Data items
========================================================================
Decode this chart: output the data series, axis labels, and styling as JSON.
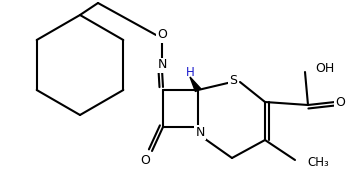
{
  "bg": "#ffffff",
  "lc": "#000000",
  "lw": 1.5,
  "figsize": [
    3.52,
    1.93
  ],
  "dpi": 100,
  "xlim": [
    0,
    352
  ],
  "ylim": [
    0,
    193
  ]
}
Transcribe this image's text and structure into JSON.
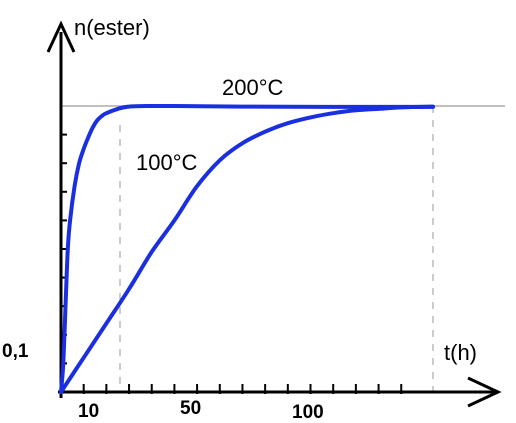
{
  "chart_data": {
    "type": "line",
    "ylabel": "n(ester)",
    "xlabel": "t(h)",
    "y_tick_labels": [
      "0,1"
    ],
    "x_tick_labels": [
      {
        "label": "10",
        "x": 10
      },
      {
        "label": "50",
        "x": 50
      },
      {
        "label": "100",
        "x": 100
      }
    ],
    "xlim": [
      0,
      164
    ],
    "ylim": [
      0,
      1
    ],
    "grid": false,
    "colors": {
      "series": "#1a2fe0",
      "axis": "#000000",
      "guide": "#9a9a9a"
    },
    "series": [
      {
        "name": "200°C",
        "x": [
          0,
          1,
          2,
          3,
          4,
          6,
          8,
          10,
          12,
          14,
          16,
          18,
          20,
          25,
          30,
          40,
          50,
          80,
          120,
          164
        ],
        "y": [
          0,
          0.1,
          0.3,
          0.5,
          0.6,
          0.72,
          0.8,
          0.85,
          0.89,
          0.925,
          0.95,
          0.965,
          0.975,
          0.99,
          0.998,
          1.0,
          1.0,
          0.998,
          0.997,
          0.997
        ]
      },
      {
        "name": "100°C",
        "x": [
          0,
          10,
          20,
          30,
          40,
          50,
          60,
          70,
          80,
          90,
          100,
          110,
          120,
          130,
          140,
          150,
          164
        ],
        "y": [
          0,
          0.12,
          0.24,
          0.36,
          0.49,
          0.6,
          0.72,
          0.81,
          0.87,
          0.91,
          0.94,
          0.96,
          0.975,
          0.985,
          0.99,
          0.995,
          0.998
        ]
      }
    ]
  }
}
========================================================================
EXERCISE DESCRIPTION:
The word "this" may occur in lines of the records. Report how many such lines there are, giving only the number.

CORRECT RESPONSE:
2